• To do:
Write out every line below that includes the word "bias".

+===+

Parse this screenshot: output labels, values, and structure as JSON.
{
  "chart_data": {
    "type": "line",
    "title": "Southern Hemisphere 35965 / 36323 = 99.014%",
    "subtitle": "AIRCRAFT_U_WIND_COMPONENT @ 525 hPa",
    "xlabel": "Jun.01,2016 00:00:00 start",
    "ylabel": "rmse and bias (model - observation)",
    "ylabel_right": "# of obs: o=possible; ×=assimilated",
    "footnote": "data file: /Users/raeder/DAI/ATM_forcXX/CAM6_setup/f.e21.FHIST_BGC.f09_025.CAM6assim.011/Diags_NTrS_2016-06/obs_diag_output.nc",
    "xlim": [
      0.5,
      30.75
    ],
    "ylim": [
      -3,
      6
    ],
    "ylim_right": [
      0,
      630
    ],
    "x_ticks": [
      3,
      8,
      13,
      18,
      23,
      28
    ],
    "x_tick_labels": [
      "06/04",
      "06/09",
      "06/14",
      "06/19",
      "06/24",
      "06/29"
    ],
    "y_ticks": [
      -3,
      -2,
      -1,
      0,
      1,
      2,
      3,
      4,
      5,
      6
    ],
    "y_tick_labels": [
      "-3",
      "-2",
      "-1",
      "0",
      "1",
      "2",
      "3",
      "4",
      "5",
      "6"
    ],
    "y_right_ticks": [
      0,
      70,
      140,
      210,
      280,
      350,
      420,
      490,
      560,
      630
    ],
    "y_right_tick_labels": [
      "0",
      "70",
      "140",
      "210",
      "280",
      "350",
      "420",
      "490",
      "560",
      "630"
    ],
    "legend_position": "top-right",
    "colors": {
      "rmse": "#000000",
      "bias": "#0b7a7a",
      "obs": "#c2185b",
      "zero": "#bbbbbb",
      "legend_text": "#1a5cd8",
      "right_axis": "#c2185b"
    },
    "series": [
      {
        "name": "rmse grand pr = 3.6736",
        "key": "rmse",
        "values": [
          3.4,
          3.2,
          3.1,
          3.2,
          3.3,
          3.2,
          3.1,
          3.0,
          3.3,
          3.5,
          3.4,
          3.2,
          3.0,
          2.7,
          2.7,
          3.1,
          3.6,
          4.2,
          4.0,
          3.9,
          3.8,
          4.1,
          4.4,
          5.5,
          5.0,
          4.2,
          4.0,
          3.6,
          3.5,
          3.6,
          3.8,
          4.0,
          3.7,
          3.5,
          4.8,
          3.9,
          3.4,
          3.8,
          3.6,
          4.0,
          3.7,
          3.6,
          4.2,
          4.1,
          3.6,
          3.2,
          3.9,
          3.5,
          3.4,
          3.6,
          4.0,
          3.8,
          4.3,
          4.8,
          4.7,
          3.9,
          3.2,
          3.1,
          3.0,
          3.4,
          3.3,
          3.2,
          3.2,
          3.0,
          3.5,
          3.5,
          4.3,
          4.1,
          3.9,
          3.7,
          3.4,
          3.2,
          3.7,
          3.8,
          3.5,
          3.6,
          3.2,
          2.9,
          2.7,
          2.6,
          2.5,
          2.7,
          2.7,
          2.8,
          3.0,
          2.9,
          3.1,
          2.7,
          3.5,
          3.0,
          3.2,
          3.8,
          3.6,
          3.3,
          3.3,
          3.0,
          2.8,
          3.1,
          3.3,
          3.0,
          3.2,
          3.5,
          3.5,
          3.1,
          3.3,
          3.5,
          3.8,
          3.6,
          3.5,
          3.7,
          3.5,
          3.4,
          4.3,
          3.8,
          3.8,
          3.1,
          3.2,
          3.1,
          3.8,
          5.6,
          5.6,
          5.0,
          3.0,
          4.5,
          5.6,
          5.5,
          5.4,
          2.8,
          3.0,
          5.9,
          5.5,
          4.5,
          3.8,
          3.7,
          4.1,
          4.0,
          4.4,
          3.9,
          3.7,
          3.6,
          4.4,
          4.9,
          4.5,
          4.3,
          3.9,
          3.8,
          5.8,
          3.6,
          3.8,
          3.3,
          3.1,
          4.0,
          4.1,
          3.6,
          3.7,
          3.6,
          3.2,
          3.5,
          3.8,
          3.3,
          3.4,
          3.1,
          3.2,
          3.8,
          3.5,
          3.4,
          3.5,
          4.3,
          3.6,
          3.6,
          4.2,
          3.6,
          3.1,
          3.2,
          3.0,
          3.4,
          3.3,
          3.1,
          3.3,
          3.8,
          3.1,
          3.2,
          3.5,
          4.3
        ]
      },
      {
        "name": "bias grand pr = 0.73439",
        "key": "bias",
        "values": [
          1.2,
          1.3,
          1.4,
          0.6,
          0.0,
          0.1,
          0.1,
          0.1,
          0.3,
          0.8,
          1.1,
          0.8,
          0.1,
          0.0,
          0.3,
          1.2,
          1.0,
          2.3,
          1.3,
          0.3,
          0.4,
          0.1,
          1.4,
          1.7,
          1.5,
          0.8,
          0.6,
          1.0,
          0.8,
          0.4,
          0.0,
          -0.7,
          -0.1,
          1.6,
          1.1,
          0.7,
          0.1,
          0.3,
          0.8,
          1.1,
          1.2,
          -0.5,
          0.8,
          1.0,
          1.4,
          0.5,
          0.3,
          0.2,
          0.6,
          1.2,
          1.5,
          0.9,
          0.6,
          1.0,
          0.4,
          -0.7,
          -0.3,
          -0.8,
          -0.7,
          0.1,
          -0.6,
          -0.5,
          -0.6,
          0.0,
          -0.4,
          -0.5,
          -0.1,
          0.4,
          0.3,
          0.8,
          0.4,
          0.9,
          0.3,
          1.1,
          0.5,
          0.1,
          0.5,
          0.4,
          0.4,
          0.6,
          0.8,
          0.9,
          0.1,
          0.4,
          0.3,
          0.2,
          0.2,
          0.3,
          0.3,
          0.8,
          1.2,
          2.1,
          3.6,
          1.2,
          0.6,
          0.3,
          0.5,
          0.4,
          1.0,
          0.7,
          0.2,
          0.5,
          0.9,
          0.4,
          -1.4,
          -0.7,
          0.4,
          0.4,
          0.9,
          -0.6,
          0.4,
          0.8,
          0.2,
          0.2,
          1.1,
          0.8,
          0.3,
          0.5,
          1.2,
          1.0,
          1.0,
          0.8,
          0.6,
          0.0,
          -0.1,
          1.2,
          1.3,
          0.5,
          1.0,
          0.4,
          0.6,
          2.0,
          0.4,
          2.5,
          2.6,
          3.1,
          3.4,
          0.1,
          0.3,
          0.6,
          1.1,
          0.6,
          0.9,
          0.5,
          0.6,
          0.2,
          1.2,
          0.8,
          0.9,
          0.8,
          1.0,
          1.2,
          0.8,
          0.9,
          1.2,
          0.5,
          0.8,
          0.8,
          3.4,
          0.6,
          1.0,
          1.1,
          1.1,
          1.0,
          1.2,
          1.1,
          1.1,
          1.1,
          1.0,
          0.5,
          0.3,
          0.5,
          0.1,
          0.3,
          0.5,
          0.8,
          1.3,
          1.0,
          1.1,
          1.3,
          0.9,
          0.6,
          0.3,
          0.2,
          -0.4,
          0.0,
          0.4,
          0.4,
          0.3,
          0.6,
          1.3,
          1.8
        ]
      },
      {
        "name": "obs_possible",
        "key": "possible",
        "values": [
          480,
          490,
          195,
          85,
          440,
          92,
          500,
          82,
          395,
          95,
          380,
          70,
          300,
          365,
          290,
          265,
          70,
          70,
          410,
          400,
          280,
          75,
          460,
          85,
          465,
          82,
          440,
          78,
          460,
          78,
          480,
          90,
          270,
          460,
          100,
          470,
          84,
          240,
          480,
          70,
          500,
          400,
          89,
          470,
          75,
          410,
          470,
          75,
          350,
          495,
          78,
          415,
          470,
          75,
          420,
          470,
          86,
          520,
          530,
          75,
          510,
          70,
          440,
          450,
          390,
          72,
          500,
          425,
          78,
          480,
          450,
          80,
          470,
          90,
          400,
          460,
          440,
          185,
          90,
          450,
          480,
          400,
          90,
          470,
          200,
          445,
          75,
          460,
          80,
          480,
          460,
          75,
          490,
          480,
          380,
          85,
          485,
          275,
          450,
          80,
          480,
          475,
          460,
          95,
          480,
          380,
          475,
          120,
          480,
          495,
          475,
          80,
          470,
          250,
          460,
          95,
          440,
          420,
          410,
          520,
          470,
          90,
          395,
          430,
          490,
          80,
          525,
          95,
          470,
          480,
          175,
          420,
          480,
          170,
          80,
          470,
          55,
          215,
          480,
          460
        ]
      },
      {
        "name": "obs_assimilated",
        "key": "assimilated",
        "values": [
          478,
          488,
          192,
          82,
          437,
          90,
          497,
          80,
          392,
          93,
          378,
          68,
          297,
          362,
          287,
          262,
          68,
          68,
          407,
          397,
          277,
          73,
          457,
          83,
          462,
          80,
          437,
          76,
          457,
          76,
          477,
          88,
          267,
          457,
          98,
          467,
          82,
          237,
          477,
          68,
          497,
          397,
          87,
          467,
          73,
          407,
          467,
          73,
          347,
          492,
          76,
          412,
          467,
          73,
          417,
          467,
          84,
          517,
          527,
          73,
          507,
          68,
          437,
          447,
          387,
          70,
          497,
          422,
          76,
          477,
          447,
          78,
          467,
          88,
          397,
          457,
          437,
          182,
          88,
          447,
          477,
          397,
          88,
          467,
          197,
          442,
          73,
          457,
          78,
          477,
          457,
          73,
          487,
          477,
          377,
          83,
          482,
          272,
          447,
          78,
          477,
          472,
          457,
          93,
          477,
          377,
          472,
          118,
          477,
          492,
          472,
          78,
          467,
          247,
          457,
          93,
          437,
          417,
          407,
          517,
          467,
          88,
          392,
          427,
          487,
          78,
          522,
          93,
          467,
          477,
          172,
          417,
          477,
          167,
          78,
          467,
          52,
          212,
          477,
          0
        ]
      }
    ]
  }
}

+===+

• Result of the exercise:
    "ylabel": "rmse and bias (model - observation)",
      "bias": "#0b7a7a",
        "name": "bias grand pr = 0.73439",
        "key": "bias",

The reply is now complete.